- **QUESTIONS ON THE MATERIAL**
1. In the article on California wildfires, answer each question on its own line, marked (a), (b) and (c):
(a) At which university does fire scientist Jennifer Balch work?
(b) What was the five-year average area burned per year in 1972, according to the 2019 study?
(c) As the climate warms, what happens to snow?
2. Please carry on the article on California wildfires, picking up right after its final sentence.
╭─ DOCUMENT SEGMENT
In this Monday, Aug. 17, 2020 file photo, flames from the River Fire crest a ridge in Salinas, Calif. In California, a Mediterranean climate sets up ideal conditions for fire then is worsened by climate change, says University of California, Merced, fire scientist LeRoy Westerling, who has had his home threatened twice in the last few years. (File photo: AP)
If you want to build a fire, you need three things: Ignition, fuel and oxygen. But wildfire in California is a much more complex people-stoked witch’s brew.
The state burns regularly because of fierce autumn winds, invasive grasses that act as kindling, fire-happy native shrubs and trees, frequent drought punctuated by spurts of downpours, a century of fire suppression, people moving closer to the wild, homes that burn easily, people starting fires accidentally or on purpose — and most of all climate change.
“California has a really flammable ecosystem,” said University of Colorado fire scientist Jennifer Balch. “People are living in flammable places, providing ignition, starting the wildfires against a backdrop of a warming climate that is making wildfires worse.”
Trying to manage California’s wildfires is like trying to hold back a tidal wave, said Columbia University fire scientist A. Park Williams: “Big fires are kind of inevitable in California.”
And it’s getting worse, fast. Area burned by wildfire in California increased more than fivefold since 1972, from a five-year average of 236 square miles (611 square kilometers) a year to 1,394 square miles (3,610 square kilometers) a year according to a 2019 study by Williams, Balch and others.
Dozens of studies in recent years have linked bigger wildfires in America to global warming, especially because it dries plants and makes them more flammable.
“ Fuel moisture drives the fire business," said University of Alberta fire scientist Mike Flannigan. "Fuel moisture is being influenced by climate change.”
In California, a Mediterranean climate sets up ideal conditions for fire then is worsened by climate change, said University of California, Merced, fire scientist LeRoy Westerling, who has had his home threatened twice in the last few years.
That means long hot and dry summers with a handful of winter storms bringing rain and snow.
But as the climate warms, snow melts earlier making for drier plants in the summer and the rains come later, extending fire season.
“It's a super strong effect in the summertime and we're right smack in the middle of summertime," Balch said Monday. “Our fire season is not over yet and we have the fall to worry about."
╰─
╭─ PROVIDED DATA
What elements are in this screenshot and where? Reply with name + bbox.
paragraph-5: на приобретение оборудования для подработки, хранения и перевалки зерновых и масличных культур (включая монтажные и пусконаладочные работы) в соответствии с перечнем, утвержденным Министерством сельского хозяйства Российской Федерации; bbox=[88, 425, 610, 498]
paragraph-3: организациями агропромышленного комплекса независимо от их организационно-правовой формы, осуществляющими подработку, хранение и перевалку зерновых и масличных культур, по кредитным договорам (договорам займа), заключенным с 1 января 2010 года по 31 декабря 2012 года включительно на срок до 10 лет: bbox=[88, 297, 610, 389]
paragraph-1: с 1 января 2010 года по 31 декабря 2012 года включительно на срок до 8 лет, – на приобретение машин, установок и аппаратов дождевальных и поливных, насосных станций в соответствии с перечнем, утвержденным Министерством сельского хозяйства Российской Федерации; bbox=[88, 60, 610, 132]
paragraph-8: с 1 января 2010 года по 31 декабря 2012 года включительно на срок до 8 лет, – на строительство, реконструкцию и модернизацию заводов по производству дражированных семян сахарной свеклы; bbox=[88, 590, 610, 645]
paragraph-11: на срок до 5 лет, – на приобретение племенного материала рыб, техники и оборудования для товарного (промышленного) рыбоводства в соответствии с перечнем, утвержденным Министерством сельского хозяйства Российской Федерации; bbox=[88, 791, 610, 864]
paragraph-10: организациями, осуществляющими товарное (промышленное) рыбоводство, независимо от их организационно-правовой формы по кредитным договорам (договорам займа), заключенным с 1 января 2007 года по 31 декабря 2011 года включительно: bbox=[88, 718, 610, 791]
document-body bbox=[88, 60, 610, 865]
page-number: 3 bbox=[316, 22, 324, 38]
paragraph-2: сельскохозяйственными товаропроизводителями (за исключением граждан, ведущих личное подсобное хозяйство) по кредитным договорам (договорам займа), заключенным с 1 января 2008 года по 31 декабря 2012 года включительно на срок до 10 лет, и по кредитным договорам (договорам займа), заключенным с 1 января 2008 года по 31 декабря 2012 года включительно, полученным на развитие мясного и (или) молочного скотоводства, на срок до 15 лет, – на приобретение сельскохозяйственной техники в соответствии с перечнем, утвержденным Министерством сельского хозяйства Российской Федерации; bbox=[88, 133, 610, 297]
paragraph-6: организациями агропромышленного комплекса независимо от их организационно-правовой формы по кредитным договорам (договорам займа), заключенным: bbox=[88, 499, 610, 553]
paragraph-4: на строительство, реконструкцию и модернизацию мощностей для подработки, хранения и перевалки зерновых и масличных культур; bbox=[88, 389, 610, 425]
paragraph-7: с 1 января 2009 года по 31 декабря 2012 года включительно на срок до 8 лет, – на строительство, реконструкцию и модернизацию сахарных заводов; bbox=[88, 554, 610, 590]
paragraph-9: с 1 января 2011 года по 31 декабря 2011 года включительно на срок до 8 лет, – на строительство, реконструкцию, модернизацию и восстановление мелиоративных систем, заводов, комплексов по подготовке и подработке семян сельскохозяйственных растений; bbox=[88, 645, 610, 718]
╰─
- **TASK RESULTS**
1.
(a) The University of Colorado.
(b) 236 square miles (611 square kilometers) a year.
(c) It melts earlier.

2.
If you lose a fall storm, as happened in 2019, that leaves California fire-prone in October and November, when often-fierce winds blow from the mountains toward the ocean. Those spread fires easily, even jumping eight-lane highways.
November and December, though technically the wet season, can see some of the worst fires such as 2018’s Camp Fire that decimated the Sierra Nevada foothills town of Paradise and killed scores of people.
Another way climate change has worsened wildfire danger is that the jet stream — the river of air that moves storms and daily weather — slows down and weather gets stuck, often with dry periods.
This means California can lose maybe two of its five or six important drenchings, Westerling said. And in other years, with the jet stream stuck in a wet pattern, a couple of extra storms hit California and prompt explosive growth of plants that dry into fuel.
More fires from climate change mean more smoke — and this year that's going to hurt people already hit by the coronavirus, Balch said. "We're seeing compounding extremes.”
But more than climate and weather are at work.
When people moved into California, they brought invasive grasses, such as cheatgrass and common Mediterranean grass, that outcompeted native grasses and burn more quickly. They act as kindling for brushland fires.
California’s native shrubs burn easily, and so do conifers that release their seeds in fires to regenerate.
For more than a century — spurred by a 1910 inferno — the general government attitude has been to put out every fire. But Williams said that leads to a buildup of fuel that eventually burns.
About 97% of the fires in coastal California are started by people, either on purpose or accidentally, a study by Balch found. The top ignition causes are equipment use — such as weedwhackers, lawnmowers and chainsaws — arson and debris burning.
Another contributor to runaway fires is that homes, especially roofs, are much more flammable than need be, Balch said.
While bigger fires can burn elsewhere — Alaska last year had nine times as much land burned as California — fire risk is greater in the Golden State because so many people live close to the flames.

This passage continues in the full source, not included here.